### Requirements
Note each line of the listing that contains the string "value", and copy it.

### Data listing
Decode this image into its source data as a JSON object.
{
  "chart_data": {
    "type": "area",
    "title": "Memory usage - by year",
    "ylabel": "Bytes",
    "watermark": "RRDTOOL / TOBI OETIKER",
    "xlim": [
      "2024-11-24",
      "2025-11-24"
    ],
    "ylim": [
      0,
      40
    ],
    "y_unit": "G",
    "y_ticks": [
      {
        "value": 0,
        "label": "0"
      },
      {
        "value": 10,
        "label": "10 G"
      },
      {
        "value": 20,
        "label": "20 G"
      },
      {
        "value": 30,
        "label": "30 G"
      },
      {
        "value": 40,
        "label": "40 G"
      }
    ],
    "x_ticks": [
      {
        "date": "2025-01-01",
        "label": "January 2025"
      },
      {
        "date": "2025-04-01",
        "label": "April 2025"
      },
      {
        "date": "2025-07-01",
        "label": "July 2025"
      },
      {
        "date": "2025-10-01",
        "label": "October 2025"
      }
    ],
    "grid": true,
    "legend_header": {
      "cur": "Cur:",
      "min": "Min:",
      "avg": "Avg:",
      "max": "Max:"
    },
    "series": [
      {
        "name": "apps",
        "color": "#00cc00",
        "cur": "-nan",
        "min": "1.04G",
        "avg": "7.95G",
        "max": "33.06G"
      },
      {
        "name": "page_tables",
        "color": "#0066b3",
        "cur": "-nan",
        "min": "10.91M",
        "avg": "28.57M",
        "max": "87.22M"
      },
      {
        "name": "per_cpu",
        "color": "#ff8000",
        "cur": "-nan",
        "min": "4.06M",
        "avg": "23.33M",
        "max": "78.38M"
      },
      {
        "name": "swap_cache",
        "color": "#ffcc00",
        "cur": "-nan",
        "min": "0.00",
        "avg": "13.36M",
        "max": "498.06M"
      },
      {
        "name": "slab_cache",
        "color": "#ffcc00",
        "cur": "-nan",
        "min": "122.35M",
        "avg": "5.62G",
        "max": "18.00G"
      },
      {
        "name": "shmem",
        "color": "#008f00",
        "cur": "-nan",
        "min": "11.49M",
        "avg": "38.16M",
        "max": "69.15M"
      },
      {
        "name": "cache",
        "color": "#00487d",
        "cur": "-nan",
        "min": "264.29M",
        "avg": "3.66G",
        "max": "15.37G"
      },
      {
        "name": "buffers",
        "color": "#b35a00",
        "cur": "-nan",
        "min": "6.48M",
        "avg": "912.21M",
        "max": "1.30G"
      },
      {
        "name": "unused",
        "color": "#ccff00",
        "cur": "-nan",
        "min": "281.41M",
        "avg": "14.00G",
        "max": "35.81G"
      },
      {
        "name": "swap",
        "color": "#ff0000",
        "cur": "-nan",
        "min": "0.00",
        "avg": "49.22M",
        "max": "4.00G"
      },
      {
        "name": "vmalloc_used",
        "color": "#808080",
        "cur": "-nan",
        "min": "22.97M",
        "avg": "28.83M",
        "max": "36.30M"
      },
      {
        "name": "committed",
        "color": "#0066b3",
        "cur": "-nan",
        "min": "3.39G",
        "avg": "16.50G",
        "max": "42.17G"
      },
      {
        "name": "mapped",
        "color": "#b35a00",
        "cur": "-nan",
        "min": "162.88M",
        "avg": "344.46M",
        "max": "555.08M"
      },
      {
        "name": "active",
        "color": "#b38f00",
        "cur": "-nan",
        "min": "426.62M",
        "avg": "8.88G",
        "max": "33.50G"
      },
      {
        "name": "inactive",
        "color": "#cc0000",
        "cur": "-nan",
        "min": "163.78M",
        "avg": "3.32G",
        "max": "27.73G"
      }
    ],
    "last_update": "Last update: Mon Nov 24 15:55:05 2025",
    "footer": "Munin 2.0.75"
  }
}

### Exercise answer
        "value": 0,
        "value": 10,
        "value": 20,
        "value": 30,
        "value": 40,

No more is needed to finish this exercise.